=== THE REQUEST ===
Your task is to give the data again, exactly, with every line intact.

┌─ PROVIDED RECORDS

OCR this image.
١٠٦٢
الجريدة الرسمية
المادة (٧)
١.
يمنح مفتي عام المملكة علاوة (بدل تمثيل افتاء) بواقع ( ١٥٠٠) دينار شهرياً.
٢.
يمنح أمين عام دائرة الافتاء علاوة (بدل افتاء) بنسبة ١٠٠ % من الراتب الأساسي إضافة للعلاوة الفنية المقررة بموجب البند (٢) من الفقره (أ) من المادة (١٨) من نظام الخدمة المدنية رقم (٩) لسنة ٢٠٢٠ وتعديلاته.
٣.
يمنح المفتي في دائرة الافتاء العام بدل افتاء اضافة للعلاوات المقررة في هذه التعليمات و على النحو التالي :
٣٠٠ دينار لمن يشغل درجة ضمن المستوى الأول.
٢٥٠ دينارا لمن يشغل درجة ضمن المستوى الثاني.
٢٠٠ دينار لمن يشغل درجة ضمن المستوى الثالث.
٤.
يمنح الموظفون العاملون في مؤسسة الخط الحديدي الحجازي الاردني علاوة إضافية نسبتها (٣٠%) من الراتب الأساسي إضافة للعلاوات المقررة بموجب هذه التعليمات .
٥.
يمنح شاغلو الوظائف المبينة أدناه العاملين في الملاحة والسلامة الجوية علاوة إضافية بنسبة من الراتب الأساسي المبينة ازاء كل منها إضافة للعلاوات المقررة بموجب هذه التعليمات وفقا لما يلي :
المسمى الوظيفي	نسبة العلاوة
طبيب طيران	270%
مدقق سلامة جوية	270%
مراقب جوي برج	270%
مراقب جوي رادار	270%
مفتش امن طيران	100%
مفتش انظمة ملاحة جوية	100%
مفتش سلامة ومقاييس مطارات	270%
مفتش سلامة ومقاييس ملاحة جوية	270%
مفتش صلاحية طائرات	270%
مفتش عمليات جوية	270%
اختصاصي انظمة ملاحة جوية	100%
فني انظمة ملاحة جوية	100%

└─

=== OUTPUT FOR THIS TASK ===
OCR this image.
١٠٦٢
الجريدة الرسمية
المادة (٧)
١.
يمنح مفتي عام المملكة علاوة (بدل تمثيل افتاء) بواقع ( ١٥٠٠) دينار شهرياً.
٢.
يمنح أمين عام دائرة الافتاء علاوة (بدل افتاء) بنسبة ١٠٠ % من الراتب الأساسي إضافة للعلاوة الفنية المقررة بموجب البند (٢) من الفقره (أ) من المادة (١٨) من نظام الخدمة المدنية رقم (٩) لسنة ٢٠٢٠ وتعديلاته.
٣.
يمنح المفتي في دائرة الافتاء العام بدل افتاء اضافة للعلاوات المقررة في هذه التعليمات و على النحو التالي :
٣٠٠ دينار لمن يشغل درجة ضمن المستوى الأول.
٢٥٠ دينارا لمن يشغل درجة ضمن المستوى الثاني.
٢٠٠ دينار لمن يشغل درجة ضمن المستوى الثالث.
٤.
يمنح الموظفون العاملون في مؤسسة الخط الحديدي الحجازي الاردني علاوة إضافية نسبتها (٣٠%) من الراتب الأساسي إضافة للعلاوات المقررة بموجب هذه التعليمات .
٥.
يمنح شاغلو الوظائف المبينة أدناه العاملين في الملاحة والسلامة الجوية علاوة إضافية بنسبة من الراتب الأساسي المبينة ازاء كل منها إضافة للعلاوات المقررة بموجب هذه التعليمات وفقا لما يلي :
المسمى الوظيفي	نسبة العلاوة
طبيب طيران	270%
مدقق سلامة جوية	270%
مراقب جوي برج	270%
مراقب جوي رادار	270%
مفتش امن طيران	100%
مفتش انظمة ملاحة جوية	100%
مفتش سلامة ومقاييس مطارات	270%
مفتش سلامة ومقاييس ملاحة جوية	270%
مفتش صلاحية طائرات	270%
مفتش عمليات جوية	270%
اختصاصي انظمة ملاحة جوية	100%
فني انظمة ملاحة جوية	100%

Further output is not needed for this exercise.